SUPPLIED TEXT:
- - - - -
Nova Scotia Archives

Harry Piers: Museum Maker

The Piers' Accession Ledgers — Documenting the Nova Scotia Museum's Early Collections
  • Harry Piers' Accession Ledgers are among the earliest surviving institutional records of the Nova Scotia Museum. The ledgers were compiled from 1900 to 1939 by Piers, then the Museum's sole curator; they contain meticulous, detailed records of donations to the Museum's collection.

  • The six volumes list 9,421 specimen and artifact records, including number, object name, collection data, and often additional background or descriptive information. The details are rich, offering a record of time and place, and providing both context and significance to the objects — just as modern documentation does today.

  • Ledger headings: Scientific Name, Common Name, Department and Phylum, Locality and When Collected, Collector, Donor, Received, No. of Specimens, and Remarks.

  • The ledgers are large, heavy, and unwieldy. Over the years, they have become increasingly fragile. In the 1960's they were microfilmed, but the films are difficult to read and cannot be widely shared.

  • As digital technology advanced, Museum staff contemplated digitizing the ledgers, but traditional flat-bed scanners were out of the question — flipping the books back and forth would do more harm than good; digital photography was also deemed inadequate for the task.

  • The problem was solved when the Nova Scotia Archives agreed to digitize the Accession Ledgers, producing high resolution scans with an overhead scanner — finally making nearly 40 years' of early collection information easily accessible to Museum staff once again.
- - - - -
SET TASK 1: According to the Piers ledger text, why were traditional flat-bed scanners ruled out for digitizing the ledgers? Answer in one to three sentences.
SET TASK 2: Carry the Piers ledger text forward, starting after its final sentence.
The rows that come next are separate material with no connection to the Piers ledger text.

DATASET EXTRACT:
- - - - -
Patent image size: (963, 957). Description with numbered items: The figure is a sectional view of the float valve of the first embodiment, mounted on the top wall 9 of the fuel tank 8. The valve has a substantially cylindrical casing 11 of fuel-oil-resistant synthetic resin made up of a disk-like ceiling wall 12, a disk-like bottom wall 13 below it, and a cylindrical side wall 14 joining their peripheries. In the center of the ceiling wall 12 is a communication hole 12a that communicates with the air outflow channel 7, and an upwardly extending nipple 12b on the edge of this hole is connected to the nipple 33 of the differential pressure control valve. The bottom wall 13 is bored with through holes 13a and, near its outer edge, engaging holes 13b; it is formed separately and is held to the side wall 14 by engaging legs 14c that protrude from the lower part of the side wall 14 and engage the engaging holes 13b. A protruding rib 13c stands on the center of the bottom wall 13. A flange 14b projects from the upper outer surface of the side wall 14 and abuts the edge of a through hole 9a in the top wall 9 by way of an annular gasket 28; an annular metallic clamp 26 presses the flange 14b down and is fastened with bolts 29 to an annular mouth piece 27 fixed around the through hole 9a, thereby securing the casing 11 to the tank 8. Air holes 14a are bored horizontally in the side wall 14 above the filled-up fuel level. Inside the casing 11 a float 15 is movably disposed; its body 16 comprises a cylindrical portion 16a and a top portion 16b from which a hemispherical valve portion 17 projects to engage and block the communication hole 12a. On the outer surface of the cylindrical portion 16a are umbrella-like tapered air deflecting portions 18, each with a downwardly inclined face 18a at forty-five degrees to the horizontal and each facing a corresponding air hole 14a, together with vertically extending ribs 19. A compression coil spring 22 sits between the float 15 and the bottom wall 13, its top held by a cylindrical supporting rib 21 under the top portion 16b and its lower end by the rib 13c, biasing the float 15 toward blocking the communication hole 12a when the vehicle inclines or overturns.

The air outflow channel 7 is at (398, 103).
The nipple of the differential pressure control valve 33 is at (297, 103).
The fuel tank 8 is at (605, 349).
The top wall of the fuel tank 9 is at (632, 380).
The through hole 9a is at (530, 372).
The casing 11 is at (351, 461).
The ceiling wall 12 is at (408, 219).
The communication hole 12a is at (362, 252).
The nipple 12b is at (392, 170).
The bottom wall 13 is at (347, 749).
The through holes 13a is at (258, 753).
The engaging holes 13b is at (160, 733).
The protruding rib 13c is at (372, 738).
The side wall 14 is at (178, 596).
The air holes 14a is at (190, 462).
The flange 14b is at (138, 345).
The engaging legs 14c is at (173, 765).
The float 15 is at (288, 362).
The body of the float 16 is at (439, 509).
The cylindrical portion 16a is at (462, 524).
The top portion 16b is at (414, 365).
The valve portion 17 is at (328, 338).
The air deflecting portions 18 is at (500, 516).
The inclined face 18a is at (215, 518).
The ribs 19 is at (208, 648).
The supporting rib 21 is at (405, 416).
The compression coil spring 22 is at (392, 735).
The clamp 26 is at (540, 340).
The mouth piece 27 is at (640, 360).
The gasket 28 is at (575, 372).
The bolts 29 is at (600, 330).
- - - - -
RESPONSE 1: Using a flat-bed scanner would have meant flipping the ledgers back and forth. Because the books are large, heavy and increasingly fragile, that handling would have done more harm than good.

RESPONSE 2:
  • Harry Piers clearly understood the importance of the information he took such care to record in these ledgers. The last words are his….

"Recognizing the absolute necessity for full data with every specimen, most careful and full accounts are now kept of each object as received. On the receipt of a specimen a number is painted upon it, and this number refers to a book in which is kept every particular obtainable; and in the case of minerals, analyses are filed whenever possible, and may be consulted by all so desiring. A label giving as much information as possible is attached to the specimen. Should this label ever come detached, reference to the book will again furnish full particulars for re-labelling. This will prevent the loss of data which has been one of the greatest disadvantages of dealing with old collections."

Harry Piers, Report on Provincial Museum of Nova Scotia and Science Library for 1900
(12 February 1901, p. 5, p. 7).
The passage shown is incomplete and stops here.